● **Aim of the exercise**
What follows is a listing; give it again exactly, in its entirety.
*** Data lines ***
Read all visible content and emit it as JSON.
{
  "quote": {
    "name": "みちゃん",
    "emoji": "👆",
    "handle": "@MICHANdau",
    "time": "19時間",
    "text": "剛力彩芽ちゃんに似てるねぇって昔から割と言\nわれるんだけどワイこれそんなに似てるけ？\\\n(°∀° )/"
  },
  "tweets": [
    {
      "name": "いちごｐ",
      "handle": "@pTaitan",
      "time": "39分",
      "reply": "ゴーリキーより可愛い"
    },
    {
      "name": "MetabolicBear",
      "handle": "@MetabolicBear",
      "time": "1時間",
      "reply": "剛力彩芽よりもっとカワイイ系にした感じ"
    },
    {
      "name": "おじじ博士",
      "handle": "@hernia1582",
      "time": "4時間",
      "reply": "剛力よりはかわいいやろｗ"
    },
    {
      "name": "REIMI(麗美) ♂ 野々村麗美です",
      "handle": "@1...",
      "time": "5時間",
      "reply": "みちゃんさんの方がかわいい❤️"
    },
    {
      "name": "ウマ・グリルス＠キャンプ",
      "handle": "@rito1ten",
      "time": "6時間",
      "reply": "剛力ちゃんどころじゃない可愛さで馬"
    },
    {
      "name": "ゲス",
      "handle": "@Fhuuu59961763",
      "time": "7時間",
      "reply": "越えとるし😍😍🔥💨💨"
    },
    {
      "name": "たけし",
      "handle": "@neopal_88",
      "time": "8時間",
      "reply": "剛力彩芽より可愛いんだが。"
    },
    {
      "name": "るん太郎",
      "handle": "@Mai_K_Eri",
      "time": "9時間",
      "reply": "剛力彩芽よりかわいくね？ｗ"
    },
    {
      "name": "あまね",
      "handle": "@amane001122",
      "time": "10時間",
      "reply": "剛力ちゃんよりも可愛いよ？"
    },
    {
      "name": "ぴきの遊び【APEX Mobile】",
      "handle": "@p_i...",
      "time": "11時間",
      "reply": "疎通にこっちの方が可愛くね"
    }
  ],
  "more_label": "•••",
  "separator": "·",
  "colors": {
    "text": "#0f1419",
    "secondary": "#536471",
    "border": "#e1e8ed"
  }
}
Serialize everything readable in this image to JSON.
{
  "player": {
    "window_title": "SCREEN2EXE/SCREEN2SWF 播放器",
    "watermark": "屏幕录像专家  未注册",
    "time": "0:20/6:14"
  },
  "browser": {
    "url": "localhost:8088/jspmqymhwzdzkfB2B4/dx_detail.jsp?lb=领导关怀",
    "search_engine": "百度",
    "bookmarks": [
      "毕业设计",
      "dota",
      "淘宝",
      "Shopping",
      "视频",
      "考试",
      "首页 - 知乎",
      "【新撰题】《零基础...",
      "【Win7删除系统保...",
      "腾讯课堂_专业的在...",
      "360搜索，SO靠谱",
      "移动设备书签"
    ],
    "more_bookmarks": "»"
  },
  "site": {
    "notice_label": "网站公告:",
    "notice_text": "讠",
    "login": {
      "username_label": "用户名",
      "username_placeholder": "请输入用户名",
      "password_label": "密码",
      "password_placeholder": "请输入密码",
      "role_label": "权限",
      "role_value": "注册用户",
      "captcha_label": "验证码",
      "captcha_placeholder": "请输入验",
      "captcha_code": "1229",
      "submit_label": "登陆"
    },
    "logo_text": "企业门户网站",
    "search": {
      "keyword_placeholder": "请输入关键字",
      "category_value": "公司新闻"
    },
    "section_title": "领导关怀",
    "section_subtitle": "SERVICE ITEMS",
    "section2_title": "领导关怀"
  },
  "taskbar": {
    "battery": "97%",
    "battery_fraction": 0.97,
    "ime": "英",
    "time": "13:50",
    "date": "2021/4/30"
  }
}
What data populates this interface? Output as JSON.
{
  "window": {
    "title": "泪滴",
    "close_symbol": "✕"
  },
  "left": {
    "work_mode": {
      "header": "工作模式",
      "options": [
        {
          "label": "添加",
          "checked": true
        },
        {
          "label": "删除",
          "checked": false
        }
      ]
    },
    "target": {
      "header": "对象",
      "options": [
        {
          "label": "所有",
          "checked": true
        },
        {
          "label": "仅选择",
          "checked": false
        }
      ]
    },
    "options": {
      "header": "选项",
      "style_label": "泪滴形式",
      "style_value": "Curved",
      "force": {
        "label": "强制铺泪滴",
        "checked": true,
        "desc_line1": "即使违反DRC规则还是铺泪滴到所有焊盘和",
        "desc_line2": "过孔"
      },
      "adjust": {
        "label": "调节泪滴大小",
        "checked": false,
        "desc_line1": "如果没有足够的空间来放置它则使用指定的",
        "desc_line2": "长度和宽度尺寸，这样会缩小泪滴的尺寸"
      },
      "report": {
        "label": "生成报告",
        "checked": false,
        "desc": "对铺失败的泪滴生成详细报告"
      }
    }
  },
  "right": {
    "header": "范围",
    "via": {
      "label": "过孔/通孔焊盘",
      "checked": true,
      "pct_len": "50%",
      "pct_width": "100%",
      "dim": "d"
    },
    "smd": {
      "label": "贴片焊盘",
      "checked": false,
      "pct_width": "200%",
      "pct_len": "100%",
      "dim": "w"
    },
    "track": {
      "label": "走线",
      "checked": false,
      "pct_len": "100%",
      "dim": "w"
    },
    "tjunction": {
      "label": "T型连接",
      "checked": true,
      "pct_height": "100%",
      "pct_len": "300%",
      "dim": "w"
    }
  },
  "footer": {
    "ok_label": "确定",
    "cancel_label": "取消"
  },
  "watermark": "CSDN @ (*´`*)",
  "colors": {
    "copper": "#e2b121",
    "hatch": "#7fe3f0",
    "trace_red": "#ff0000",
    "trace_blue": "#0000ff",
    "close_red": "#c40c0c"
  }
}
***
● **Complete output**
Read all visible content and emit it as JSON.
{
  "quote": {
    "name": "みちゃん",
    "emoji": "👆",
    "handle": "@MICHANdau",
    "time": "19時間",
    "text": "剛力彩芽ちゃんに似てるねぇって昔から割と言\nわれるんだけどワイこれそんなに似てるけ？\\\n(°∀° )/"
  },
  "tweets": [
    {
      "name": "いちごｐ",
      "handle": "@pTaitan",
      "time": "39分",
      "reply": "ゴーリキーより可愛い"
    },
    {
      "name": "MetabolicBear",
      "handle": "@MetabolicBear",
      "time": "1時間",
      "reply": "剛力彩芽よりもっとカワイイ系にした感じ"
    },
    {
      "name": "おじじ博士",
      "handle": "@hernia1582",
      "time": "4時間",
      "reply": "剛力よりはかわいいやろｗ"
    },
    {
      "name": "REIMI(麗美) ♂ 野々村麗美です",
      "handle": "@1...",
      "time": "5時間",
      "reply": "みちゃんさんの方がかわいい❤️"
    },
    {
      "name": "ウマ・グリルス＠キャンプ",
      "handle": "@rito1ten",
      "time": "6時間",
      "reply": "剛力ちゃんどころじゃない可愛さで馬"
    },
    {
      "name": "ゲス",
      "handle": "@Fhuuu59961763",
      "time": "7時間",
      "reply": "越えとるし😍😍🔥💨💨"
    },
    {
      "name": "たけし",
      "handle": "@neopal_88",
      "time": "8時間",
      "reply": "剛力彩芽より可愛いんだが。"
    },
    {
      "name": "るん太郎",
      "handle": "@Mai_K_Eri",
      "time": "9時間",
      "reply": "剛力彩芽よりかわいくね？ｗ"
    },
    {
      "name": "あまね",
      "handle": "@amane001122",
      "time": "10時間",
      "reply": "剛力ちゃんよりも可愛いよ？"
    },
    {
      "name": "ぴきの遊び【APEX Mobile】",
      "handle": "@p_i...",
      "time": "11時間",
      "reply": "疎通にこっちの方が可愛くね"
    }
  ],
  "more_label": "•••",
  "separator": "·",
  "colors": {
    "text": "#0f1419",
    "secondary": "#536471",
    "border": "#e1e8ed"
  }
}
Serialize everything readable in this image to JSON.
{
  "player": {
    "window_title": "SCREEN2EXE/SCREEN2SWF 播放器",
    "watermark": "屏幕录像专家  未注册",
    "time": "0:20/6:14"
  },
  "browser": {
    "url": "localhost:8088/jspmqymhwzdzkfB2B4/dx_detail.jsp?lb=领导关怀",
    "search_engine": "百度",
    "bookmarks": [
      "毕业设计",
      "dota",
      "淘宝",
      "Shopping",
      "视频",
      "考试",
      "首页 - 知乎",
      "【新撰题】《零基础...",
      "【Win7删除系统保...",
      "腾讯课堂_专业的在...",
      "360搜索，SO靠谱",
      "移动设备书签"
    ],
    "more_bookmarks": "»"
  },
  "site": {
    "notice_label": "网站公告:",
    "notice_text": "讠",
    "login": {
      "username_label": "用户名",
      "username_placeholder": "请输入用户名",
      "password_label": "密码",
      "password_placeholder": "请输入密码",
      "role_label": "权限",
      "role_value": "注册用户",
      "captcha_label": "验证码",
      "captcha_placeholder": "请输入验",
      "captcha_code": "1229",
      "submit_label": "登陆"
    },
    "logo_text": "企业门户网站",
    "search": {
      "keyword_placeholder": "请输入关键字",
      "category_value": "公司新闻"
    },
    "section_title": "领导关怀",
    "section_subtitle": "SERVICE ITEMS",
    "section2_title": "领导关怀"
  },
  "taskbar": {
    "battery": "97%",
    "battery_fraction": 0.97,
    "ime": "英",
    "time": "13:50",
    "date": "2021/4/30"
  }
}
What data populates this interface? Output as JSON.
{
  "window": {
    "title": "泪滴",
    "close_symbol": "✕"
  },
  "left": {
    "work_mode": {
      "header": "工作模式",
      "options": [
        {
          "label": "添加",
          "checked": true
        },
        {
          "label": "删除",
          "checked": false
        }
      ]
    },
    "target": {
      "header": "对象",
      "options": [
        {
          "label": "所有",
          "checked": true
        },
        {
          "label": "仅选择",
          "checked": false
        }
      ]
    },
    "options": {
      "header": "选项",
      "style_label": "泪滴形式",
      "style_value": "Curved",
      "force": {
        "label": "强制铺泪滴",
        "checked": true,
        "desc_line1": "即使违反DRC规则还是铺泪滴到所有焊盘和",
        "desc_line2": "过孔"
      },
      "adjust": {
        "label": "调节泪滴大小",
        "checked": false,
        "desc_line1": "如果没有足够的空间来放置它则使用指定的",
        "desc_line2": "长度和宽度尺寸，这样会缩小泪滴的尺寸"
      },
      "report": {
        "label": "生成报告",
        "checked": false,
        "desc": "对铺失败的泪滴生成详细报告"
      }
    }
  },
  "right": {
    "header": "范围",
    "via": {
      "label": "过孔/通孔焊盘",
      "checked": true,
      "pct_len": "50%",
      "pct_width": "100%",
      "dim": "d"
    },
    "smd": {
      "label": "贴片焊盘",
      "checked": false,
      "pct_width": "200%",
      "pct_len": "100%",
      "dim": "w"
    },
    "track": {
      "label": "走线",
      "checked": false,
      "pct_len": "100%",
      "dim": "w"
    },
    "tjunction": {
      "label": "T型连接",
      "checked": true,
      "pct_height": "100%",
      "pct_len": "300%",
      "dim": "w"
    }
  },
  "footer": {
    "ok_label": "确定",
    "cancel_label": "取消"
  },
  "watermark": "CSDN @ (*´`*)",
  "colors": {
    "copper": "#e2b121",
    "hatch": "#7fe3f0",
    "trace_red": "#ff0000",
    "trace_blue": "#0000ff",
    "close_red": "#c40c0c"
  }
}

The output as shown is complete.